Set exercise:
Quote, word for word, every line starting at the line that contains "Read this page and output its text content." and ending with the last line of the records; include both of these lines and no others.

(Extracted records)
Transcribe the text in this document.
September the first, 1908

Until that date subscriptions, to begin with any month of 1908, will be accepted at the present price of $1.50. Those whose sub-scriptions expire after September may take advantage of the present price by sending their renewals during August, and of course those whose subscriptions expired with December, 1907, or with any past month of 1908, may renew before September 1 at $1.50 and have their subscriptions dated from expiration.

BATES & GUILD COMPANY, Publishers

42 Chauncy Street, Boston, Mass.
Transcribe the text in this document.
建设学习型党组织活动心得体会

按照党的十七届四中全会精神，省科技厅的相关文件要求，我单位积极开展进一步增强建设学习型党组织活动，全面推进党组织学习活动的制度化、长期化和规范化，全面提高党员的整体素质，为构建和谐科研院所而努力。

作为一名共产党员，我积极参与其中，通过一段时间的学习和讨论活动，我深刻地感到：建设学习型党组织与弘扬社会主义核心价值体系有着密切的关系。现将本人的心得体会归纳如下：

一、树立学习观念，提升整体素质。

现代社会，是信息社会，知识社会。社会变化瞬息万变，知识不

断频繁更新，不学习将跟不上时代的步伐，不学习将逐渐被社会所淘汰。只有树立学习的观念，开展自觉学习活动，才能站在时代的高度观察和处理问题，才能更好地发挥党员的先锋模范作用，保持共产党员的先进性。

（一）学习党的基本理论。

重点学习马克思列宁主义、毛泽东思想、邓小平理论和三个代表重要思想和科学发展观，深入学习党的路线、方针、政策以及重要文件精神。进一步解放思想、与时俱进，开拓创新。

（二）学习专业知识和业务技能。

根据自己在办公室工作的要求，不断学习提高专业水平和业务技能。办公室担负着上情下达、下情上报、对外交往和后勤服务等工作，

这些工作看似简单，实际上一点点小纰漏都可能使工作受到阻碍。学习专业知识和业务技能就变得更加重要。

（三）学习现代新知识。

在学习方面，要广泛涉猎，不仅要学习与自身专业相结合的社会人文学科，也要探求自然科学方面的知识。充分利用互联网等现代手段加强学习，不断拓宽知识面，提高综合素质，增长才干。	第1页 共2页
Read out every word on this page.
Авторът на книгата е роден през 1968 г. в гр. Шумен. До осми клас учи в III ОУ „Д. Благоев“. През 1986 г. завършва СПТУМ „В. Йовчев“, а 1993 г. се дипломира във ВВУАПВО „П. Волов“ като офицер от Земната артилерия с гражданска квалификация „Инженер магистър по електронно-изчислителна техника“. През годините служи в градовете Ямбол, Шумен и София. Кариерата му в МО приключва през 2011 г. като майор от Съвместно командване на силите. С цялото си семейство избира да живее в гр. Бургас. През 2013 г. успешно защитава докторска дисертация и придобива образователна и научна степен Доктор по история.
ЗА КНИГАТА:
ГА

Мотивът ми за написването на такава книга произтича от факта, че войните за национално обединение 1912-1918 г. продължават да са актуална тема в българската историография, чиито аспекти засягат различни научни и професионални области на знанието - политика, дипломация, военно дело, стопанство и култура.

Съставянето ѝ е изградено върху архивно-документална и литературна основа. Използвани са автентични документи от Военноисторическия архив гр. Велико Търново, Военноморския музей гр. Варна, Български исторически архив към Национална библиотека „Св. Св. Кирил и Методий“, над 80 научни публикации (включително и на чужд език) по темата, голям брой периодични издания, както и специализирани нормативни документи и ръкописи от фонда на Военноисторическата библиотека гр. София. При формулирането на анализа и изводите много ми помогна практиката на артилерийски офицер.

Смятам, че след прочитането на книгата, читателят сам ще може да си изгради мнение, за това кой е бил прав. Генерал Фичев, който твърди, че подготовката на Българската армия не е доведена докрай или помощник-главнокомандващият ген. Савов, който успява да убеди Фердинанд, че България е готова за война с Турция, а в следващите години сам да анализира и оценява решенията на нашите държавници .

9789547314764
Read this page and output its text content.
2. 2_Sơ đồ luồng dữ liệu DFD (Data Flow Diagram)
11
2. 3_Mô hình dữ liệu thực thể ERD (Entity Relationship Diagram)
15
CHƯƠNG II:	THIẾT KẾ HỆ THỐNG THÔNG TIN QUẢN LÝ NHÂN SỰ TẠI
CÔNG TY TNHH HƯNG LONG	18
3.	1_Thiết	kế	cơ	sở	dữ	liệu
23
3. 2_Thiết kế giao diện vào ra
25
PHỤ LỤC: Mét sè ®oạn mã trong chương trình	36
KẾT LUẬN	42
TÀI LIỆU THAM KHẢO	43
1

Written answer:
Read this page and output its text content.
2. 2_Sơ đồ luồng dữ liệu DFD (Data Flow Diagram)
11
2. 3_Mô hình dữ liệu thực thể ERD (Entity Relationship Diagram)
15
CHƯƠNG II:	THIẾT KẾ HỆ THỐNG THÔNG TIN QUẢN LÝ NHÂN SỰ TẠI
CÔNG TY TNHH HƯNG LONG	18
3.	1_Thiết	kế	cơ	sở	dữ	liệu
23
3. 2_Thiết kế giao diện vào ra
25
PHỤ LỤC: Mét sè ®oạn mã trong chương trình	36
KẾT LUẬN	42
TÀI LIỆU THAM KHẢO	43
1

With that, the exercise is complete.